**READING TEXT**
·····
This article is about the particular significance of the year 1998 to Wales and its people.

Incumbents
Secretary of State for Wales
Ron Davies (until 27 October)
Alun Michael
Archbishop of Wales – Alwyn Rice Jones, Bishop of St Asaph
Archdruid of the National Eisteddfod of Wales – Dafydd Rowlands

Events
24 February - The Criminal Cases Review Commission overturns the murder charge of Mahmood Hussein Mattan, who was executed in 1952 for killing a Cardiff shopkeeper.
February - Britain's first official register of historic landscapes is published by Cadw. It lists 36 landscapes in Wales of outstanding historic interest.
6 March - Flintshire Bridge is officially opened.
8-9 April - Torrential rain over eastern Wales results in widespread flooding.
13 April - Montgomeryshire MP Lembit Öpik is seriously injured in a paragliding accident in his constituency.
May - Cistercian Way long-distance trail originates.
June - The Arts Council of Wales publishes its consultation paper Building A Creative Society.
31 July - The Government of Wales Act 1998, that will establish a devolved Welsh Assembly, receives its Royal Assent.
August - Ron Davies is appointed to the highest order of the Gorsedd of the Bards at the 1998 National Eisteddfod in Bridgend.
19 September - Ron Davies is elected in preference to Rhodri Morgan as Labour's candidate for First Secretary of the Assembly.
22-31 October - Heavy rainfall across Wales results in river levels rising to warning levels. Flood plains are inundated and there is extensive flooding of houses and other property.
27 October - Ron Davies resigns as Secretary of State for Wales after being mugged in an incident on Clapham Common, following what he described as an "error of judgment".
18 November - Jon Owen Jones, MP, Parliamentary Under Secretary of State for Wales, announces that the Environment Agency has been asked for a report on the October floods.
November - Maenofferen slate quarry at Blaenau Ffestiniog ceases production.

Arts and literature
Bryn Terfel gives a recital at Carnegie Hall.

Awards
Glyndŵr Award - Iwan Bala
National Eisteddfod of Wales (held in Bridgend)
National Eisteddfod of Wales: Chair - withheld
National Eisteddfod of Wales: Crown - Emyr Lewis, "Rhyddid"
National Eisteddfod of Wales: Prose Medal - Eurig Wyn, Blodyn Tatws
Wales Book of the Year: 
English language: Mike Jenkins - Wanting to Belong
Welsh language: Iwan Llwyd - Dan Ddylanwad
Gwobr Goffa Daniel Owen - Geraint V. Jones, Semtecs

New books

English language
Gillian Clarke - Five Fields
James Hawes - Rancid Aluminium
Rhys Hughes - Rawhead & Bloody Bones
Mario Risoli - When Pele Broke our Hearts: Wales and the 1958 World Cup
Sarah Waters - Tipping the Velvet

Welsh language
Dafydd Huws - Dyddiadur Dyn Dŵad
Huw Ethall - Pennar Davies: Y Dyn a'i Waith

Film
Anthony Hopkins and Catherine Zeta-Jones star in The Mask of Zorro.
·····
**Spatial layout entries**

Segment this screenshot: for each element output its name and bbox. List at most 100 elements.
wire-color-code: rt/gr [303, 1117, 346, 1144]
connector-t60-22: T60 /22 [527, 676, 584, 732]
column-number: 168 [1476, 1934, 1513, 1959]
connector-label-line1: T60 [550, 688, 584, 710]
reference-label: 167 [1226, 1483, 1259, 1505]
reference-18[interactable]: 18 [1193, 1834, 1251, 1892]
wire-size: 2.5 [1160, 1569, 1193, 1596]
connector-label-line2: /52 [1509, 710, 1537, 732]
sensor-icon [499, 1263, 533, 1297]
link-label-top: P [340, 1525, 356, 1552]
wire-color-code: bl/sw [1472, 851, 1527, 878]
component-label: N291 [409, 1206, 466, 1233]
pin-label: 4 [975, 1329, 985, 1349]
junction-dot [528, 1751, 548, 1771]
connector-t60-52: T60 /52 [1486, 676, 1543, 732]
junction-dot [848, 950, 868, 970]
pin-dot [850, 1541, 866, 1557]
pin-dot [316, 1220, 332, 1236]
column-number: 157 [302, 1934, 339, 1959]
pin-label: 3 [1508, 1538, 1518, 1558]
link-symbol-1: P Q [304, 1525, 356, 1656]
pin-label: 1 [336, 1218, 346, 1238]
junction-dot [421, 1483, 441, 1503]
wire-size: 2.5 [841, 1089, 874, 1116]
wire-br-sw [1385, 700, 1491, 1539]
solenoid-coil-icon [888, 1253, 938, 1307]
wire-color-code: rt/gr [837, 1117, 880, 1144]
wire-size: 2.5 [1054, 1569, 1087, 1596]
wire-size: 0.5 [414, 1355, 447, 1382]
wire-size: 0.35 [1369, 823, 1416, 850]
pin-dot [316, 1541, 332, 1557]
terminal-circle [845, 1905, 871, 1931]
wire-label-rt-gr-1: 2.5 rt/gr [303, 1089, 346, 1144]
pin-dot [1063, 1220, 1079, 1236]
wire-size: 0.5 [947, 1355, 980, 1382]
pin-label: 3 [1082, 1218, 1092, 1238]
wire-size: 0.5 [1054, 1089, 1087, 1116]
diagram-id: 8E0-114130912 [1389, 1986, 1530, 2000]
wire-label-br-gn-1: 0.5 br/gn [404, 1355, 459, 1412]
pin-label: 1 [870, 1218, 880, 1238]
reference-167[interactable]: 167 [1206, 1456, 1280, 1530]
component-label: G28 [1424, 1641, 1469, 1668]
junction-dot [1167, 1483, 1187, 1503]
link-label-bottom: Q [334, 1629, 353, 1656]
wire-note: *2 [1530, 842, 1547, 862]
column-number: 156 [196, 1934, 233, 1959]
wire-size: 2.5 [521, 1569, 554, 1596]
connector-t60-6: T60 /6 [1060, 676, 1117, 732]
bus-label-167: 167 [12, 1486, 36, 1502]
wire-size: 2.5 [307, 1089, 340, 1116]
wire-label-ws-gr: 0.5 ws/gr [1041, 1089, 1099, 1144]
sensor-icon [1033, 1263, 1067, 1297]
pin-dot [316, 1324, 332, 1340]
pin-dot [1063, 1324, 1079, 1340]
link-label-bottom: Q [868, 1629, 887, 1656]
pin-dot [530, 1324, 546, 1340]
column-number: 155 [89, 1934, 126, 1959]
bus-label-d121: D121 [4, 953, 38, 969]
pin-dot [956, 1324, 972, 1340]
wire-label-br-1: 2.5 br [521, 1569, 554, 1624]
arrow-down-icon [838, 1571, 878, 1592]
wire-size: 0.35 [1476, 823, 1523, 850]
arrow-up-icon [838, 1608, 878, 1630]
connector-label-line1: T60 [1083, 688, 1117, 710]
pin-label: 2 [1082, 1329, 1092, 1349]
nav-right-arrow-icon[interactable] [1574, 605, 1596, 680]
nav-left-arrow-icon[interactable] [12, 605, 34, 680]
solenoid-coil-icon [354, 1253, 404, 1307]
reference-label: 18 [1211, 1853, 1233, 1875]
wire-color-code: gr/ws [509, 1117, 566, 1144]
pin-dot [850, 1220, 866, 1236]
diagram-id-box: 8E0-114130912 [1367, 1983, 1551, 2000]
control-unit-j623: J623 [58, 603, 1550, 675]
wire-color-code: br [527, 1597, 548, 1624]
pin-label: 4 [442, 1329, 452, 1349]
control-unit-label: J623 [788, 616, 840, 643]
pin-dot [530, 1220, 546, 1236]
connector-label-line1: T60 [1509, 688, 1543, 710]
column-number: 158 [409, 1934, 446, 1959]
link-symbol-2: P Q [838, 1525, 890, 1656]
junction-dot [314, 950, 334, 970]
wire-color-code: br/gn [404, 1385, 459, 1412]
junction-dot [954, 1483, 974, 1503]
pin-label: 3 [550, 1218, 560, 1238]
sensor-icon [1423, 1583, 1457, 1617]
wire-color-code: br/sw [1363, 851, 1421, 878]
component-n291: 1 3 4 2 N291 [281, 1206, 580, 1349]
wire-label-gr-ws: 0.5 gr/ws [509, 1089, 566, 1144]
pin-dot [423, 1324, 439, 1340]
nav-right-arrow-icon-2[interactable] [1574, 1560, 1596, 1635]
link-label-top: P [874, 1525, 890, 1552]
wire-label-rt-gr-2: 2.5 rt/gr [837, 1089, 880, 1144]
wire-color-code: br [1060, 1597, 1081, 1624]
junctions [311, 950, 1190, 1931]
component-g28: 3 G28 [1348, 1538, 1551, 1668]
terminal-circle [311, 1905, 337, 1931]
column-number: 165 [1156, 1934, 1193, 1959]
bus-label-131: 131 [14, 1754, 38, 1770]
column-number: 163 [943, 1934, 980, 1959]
·····
**DIRECTIONS**
a) In the text on 1998 in Wales, what caused the widespread flooding of 8-9 April?
b) Update the part of the 1998 in Wales text starting with "6 March - Flintshire" and going on through "its Royal Assent.", putting "hang-gliding" in place of "paragliding".

**ANSWERS FOR THE EXERCISE**
a) The flooding was caused by torrential rain over eastern Wales.

b)
6 March - Flintshire Bridge is officially opened.
8-9 April - Torrential rain over eastern Wales results in widespread flooding.
13 April - Montgomeryshire MP Lembit Öpik is seriously injured in a hang-gliding accident in his constituency.
May - Cistercian Way long-distance trail originates.
June - The Arts Council of Wales publishes its consultation paper Building A Creative Society.
31 July - The Government of Wales Act 1998, that will establish a devolved Welsh Assembly, receives its Royal Assent.